Text
Healthcare-Associated Infections and Environmental Disinfection in Nursing Homes

J. Hudson Garrett Jr., PhD, MSN, MPH, FNP-BC, VA-BC

October 2011

Healthcare-associated infections (HAIs), defined by the Centers for Disease Control and Prevention (CDC) as “infections caused by a wide variety of common and unusual bacteria, fungi, and viruses during the course of receiving medical care,”1 were first observed in the acute hospital setting.2 As a result, these infections are commonly referred to as nosocomial infections, hospital-acquired infections, and hospital-onset infections throughout the medical literature; however, healthcare-associated infections is now the preferred term because these infections can occur in any healthcare setting. In the United States, there are approximately 1.7 million HAIs annually, resulting in >100,000 deaths.3 These grim statistics highlight the seriousness of this issue.

Requirements for infection transmission include the presence of an infectious agent, a susceptible host, and a means of transmission.4 All of these requirements are met in nursing homes (NHs), and because the NH population is largely made up of elders, this population is at especially high risk of contracting HAIs and experiencing considerable morbidity and mortality following an infection. The CDC and the Healthcare Infection Control Practices Advisory Committee (HICPAC) acknowledge that exposure to environmental opportunistic pathogens or airborne pathogens in these settings can have serious consequences for healthcare workers and residents, especially those with compromised immune systems, such as frail elders.3 With an increasing number of individuals—many of whom have preexisting comorbidities that make them susceptible to infections—entering US long-term care (LTC) facilities each year,5 reducing this population’s exposure to environmental pathogens is imperative, especially because many pathogens are becoming increasingly resistant to available treatments. In the NH setting, environmental disinfection is a key component of the infection prevention and control process. This article discusses important considerations of environmental disinfection in the NH setting.

Task list
A: Reproduce the nursing-home infection article verbatim, covering the stretch from "Healthcare-associated infections (HAIs), defined" through "of this issue.".
B: Write the next part of the article on nursing-home infections and environmental disinfection, picking up after its last sentence.

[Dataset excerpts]
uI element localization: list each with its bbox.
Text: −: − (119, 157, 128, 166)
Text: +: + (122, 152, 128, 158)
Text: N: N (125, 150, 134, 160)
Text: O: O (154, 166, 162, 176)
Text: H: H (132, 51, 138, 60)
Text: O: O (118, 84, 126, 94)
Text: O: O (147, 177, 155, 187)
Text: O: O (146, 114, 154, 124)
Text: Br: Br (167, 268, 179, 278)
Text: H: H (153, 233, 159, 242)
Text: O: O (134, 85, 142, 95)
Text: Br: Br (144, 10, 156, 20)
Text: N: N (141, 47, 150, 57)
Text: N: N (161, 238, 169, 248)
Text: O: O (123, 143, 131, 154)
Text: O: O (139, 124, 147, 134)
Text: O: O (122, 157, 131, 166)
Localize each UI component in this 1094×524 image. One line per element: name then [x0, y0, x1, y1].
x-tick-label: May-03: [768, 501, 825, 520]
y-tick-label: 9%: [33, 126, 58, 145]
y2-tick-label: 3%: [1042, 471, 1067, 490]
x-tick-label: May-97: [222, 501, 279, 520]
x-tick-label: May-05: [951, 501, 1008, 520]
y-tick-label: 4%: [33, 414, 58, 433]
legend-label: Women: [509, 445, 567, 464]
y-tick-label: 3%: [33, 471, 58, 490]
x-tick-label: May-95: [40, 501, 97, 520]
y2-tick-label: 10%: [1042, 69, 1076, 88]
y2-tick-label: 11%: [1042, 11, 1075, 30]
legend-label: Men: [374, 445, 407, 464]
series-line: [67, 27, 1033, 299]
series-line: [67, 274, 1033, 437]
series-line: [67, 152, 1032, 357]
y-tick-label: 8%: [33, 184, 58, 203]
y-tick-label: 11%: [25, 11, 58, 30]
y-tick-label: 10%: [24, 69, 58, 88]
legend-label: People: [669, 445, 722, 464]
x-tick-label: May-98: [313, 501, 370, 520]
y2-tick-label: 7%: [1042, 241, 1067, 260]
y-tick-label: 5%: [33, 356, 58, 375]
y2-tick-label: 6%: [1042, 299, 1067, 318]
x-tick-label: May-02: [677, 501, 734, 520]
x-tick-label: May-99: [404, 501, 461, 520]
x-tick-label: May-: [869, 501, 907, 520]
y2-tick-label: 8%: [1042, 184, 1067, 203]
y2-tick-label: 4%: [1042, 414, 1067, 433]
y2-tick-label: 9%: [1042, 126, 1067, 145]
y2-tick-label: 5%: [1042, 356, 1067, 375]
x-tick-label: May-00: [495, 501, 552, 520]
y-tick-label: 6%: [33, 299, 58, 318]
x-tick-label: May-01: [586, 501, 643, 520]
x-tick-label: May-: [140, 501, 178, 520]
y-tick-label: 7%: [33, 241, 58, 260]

Answers to the problems
A:
Healthcare-associated infections (HAIs), defined by the Centers for Disease Control and Prevention (CDC) as “infections caused by a wide variety of common and unusual bacteria, fungi, and viruses during the course of receiving medical care,”1 were first observed in the acute hospital setting.2 As a result, these infections are commonly referred to as nosocomial infections, hospital-acquired infections, and hospital-onset infections throughout the medical literature; however, healthcare-associated infections is now the preferred term because these infections can occur in any healthcare setting. In the United States, there are approximately 1.7 million HAIs annually, resulting in >100,000 deaths.3 These grim statistics highlight the seriousness of this issue.

B:
Breaking the Chain of Transmission

The physical number of microorganisms present on any given surface is influenced by a number of factors, including the amount of moisture on the surface, the amount of activity taking place in the immediate environment, the number of people having contact with the environment, and the type of environmental surfaces present and their ability to support microbial growth. In the NH setting, methicillin-resistant Staphylococcus aureus, Escherichia coli, and Clostridium difficile are common pathogens, and they can survive on surfaces for days to months. With such longevity, transmission of these and other harmful environmental pathogens can easily occur. Because residents have communal living spaces and are often ambulatory, they can unwittingly spread pathogens throughout the facility, increasing the risk of cross-transmission.6 Once a surface becomes contaminated, it can serve as a reservoir for microbial growth. If a resident or a facility staff member touches this surface and then makes contact with another device or surface, a chain of HAI transmission may begin.

Because microorganisms are becoming progressively more adept at surviving and reproducing on environmental surfaces, while also developing increased resistance to available treatments, breaking the chain of transmission is imperative. Routine environmental disinfection can play an integral role in breaking this chain and reducing the risk of transmission.

Environmental Disinfection

Before effective disinfection can be undertaken, all visibly soiled environmental surfaces must be cleaned. In 2008, the CDC issued a guideline for disinfection and sterilization in healthcare facilities, which defined cleaning as “the removal of foreign material (eg, soil, organic matter) from objects, [which] is normally accomplished using water with detergents or enzymatic products.”7 The guidelines note that cleaning removes bioburden from the affected surface by reducing the number of microorganisms that must be inactivated.7 Removing bioburden before applying the disinfectant solution ensures maximum efficacy of the disinfectant.

While cleaning a surface, it is also important to apply friction. Friction helps remove more resistant forms of microorganisms (eg, spores), which may not be readily inactivated by the disinfectant. For example, when conditions in a host or the environment become unfavorable for C. difficile to survive in its vegetative state (the state in which it is actively growing), it forms an endospore and becomes dormant. In the endospore stage, C. difficile is extremely hardy and is not easily destroyed by disinfectants. Proper cleaning in combination with effective disinfection can decrease the number of pathogens, including endospores, on environmental surfaces, reducing the risk for the development of multidrug-resistant organisms, which have a well-documented history of transmission.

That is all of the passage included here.